YOUR OBJECTIVE: Extract every line of the material below and reproduce it faithfully.

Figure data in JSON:
---
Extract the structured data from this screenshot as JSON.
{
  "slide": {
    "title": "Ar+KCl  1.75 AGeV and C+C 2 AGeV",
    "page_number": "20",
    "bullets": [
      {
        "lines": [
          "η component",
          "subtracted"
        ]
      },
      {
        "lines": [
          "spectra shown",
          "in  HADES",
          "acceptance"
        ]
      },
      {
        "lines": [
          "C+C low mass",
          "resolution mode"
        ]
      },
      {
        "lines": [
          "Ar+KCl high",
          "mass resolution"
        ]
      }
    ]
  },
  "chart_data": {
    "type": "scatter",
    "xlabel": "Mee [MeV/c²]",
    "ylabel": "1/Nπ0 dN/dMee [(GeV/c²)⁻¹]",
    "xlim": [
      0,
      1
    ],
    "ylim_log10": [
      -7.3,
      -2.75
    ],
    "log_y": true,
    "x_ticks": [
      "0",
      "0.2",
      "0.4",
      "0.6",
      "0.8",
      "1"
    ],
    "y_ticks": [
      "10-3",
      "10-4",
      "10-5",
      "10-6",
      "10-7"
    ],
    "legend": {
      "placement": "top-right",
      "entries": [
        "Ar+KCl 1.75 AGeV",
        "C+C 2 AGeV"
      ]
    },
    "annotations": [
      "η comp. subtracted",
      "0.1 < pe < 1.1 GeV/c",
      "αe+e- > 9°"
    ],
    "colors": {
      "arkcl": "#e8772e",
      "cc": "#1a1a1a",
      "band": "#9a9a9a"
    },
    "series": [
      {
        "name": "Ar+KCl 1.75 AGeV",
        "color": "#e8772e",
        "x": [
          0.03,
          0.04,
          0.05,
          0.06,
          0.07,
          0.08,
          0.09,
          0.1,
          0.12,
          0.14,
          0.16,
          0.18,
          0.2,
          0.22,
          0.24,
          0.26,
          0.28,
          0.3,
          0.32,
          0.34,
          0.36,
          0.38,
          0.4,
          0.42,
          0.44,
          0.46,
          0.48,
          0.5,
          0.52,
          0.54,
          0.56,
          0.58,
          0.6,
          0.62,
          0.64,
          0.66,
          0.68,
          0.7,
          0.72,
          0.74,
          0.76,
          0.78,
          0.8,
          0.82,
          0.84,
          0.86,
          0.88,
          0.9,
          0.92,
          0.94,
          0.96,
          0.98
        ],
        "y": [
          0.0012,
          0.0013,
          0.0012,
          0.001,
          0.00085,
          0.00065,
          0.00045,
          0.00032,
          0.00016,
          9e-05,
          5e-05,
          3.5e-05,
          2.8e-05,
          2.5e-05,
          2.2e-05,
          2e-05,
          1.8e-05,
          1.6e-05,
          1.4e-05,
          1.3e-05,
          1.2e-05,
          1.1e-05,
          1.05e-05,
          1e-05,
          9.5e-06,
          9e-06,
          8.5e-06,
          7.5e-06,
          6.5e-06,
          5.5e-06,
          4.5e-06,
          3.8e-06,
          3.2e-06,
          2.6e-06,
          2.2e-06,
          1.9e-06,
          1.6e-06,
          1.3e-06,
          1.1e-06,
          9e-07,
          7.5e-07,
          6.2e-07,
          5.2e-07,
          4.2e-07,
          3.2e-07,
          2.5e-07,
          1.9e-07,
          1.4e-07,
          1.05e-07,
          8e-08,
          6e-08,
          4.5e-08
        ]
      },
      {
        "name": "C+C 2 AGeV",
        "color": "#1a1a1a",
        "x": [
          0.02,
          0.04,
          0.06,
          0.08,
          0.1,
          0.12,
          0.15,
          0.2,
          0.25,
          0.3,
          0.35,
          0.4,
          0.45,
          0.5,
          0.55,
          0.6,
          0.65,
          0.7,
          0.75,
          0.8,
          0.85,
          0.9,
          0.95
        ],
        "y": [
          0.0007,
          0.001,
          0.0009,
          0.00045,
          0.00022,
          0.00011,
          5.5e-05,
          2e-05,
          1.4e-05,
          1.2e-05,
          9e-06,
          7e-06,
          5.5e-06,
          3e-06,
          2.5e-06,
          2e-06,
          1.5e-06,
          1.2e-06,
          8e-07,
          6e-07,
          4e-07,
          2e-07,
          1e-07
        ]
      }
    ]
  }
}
---
ANSWER IN FULL:
Extract the structured data from this screenshot as JSON.
{
  "slide": {
    "title": "Ar+KCl  1.75 AGeV and C+C 2 AGeV",
    "page_number": "20",
    "bullets": [
      {
        "lines": [
          "η component",
          "subtracted"
        ]
      },
      {
        "lines": [
          "spectra shown",
          "in  HADES",
          "acceptance"
        ]
      },
      {
        "lines": [
          "C+C low mass",
          "resolution mode"
        ]
      },
      {
        "lines": [
          "Ar+KCl high",
          "mass resolution"
        ]
      }
    ]
  },
  "chart_data": {
    "type": "scatter",
    "xlabel": "Mee [MeV/c²]",
    "ylabel": "1/Nπ0 dN/dMee [(GeV/c²)⁻¹]",
    "xlim": [
      0,
      1
    ],
    "ylim_log10": [
      -7.3,
      -2.75
    ],
    "log_y": true,
    "x_ticks": [
      "0",
      "0.2",
      "0.4",
      "0.6",
      "0.8",
      "1"
    ],
    "y_ticks": [
      "10-3",
      "10-4",
      "10-5",
      "10-6",
      "10-7"
    ],
    "legend": {
      "placement": "top-right",
      "entries": [
        "Ar+KCl 1.75 AGeV",
        "C+C 2 AGeV"
      ]
    },
    "annotations": [
      "η comp. subtracted",
      "0.1 < pe < 1.1 GeV/c",
      "αe+e- > 9°"
    ],
    "colors": {
      "arkcl": "#e8772e",
      "cc": "#1a1a1a",
      "band": "#9a9a9a"
    },
    "series": [
      {
        "name": "Ar+KCl 1.75 AGeV",
        "color": "#e8772e",
        "x": [
          0.03,
          0.04,
          0.05,
          0.06,
          0.07,
          0.08,
          0.09,
          0.1,
          0.12,
          0.14,
          0.16,
          0.18,
          0.2,
          0.22,
          0.24,
          0.26,
          0.28,
          0.3,
          0.32,
          0.34,
          0.36,
          0.38,
          0.4,
          0.42,
          0.44,
          0.46,
          0.48,
          0.5,
          0.52,
          0.54,
          0.56,
          0.58,
          0.6,
          0.62,
          0.64,
          0.66,
          0.68,
          0.7,
          0.72,
          0.74,
          0.76,
          0.78,
          0.8,
          0.82,
          0.84,
          0.86,
          0.88,
          0.9,
          0.92,
          0.94,
          0.96,
          0.98
        ],
        "y": [
          0.0012,
          0.0013,
          0.0012,
          0.001,
          0.00085,
          0.00065,
          0.00045,
          0.00032,
          0.00016,
          9e-05,
          5e-05,
          3.5e-05,
          2.8e-05,
          2.5e-05,
          2.2e-05,
          2e-05,
          1.8e-05,
          1.6e-05,
          1.4e-05,
          1.3e-05,
          1.2e-05,
          1.1e-05,
          1.05e-05,
          1e-05,
          9.5e-06,
          9e-06,
          8.5e-06,
          7.5e-06,
          6.5e-06,
          5.5e-06,
          4.5e-06,
          3.8e-06,
          3.2e-06,
          2.6e-06,
          2.2e-06,
          1.9e-06,
          1.6e-06,
          1.3e-06,
          1.1e-06,
          9e-07,
          7.5e-07,
          6.2e-07,
          5.2e-07,
          4.2e-07,
          3.2e-07,
          2.5e-07,
          1.9e-07,
          1.4e-07,
          1.05e-07,
          8e-08,
          6e-08,
          4.5e-08
        ]
      },
      {
        "name": "C+C 2 AGeV",
        "color": "#1a1a1a",
        "x": [
          0.02,
          0.04,
          0.06,
          0.08,
          0.1,
          0.12,
          0.15,
          0.2,
          0.25,
          0.3,
          0.35,
          0.4,
          0.45,
          0.5,
          0.55,
          0.6,
          0.65,
          0.7,
          0.75,
          0.8,
          0.85,
          0.9,
          0.95
        ],
        "y": [
          0.0007,
          0.001,
          0.0009,
          0.00045,
          0.00022,
          0.00011,
          5.5e-05,
          2e-05,
          1.4e-05,
          1.2e-05,
          9e-06,
          7e-06,
          5.5e-06,
          3e-06,
          2.5e-06,
          2e-06,
          1.5e-06,
          1.2e-06,
          8e-07,
          6e-07,
          4e-07,
          2e-07,
          1e-07
        ]
      }
    ]
  }
}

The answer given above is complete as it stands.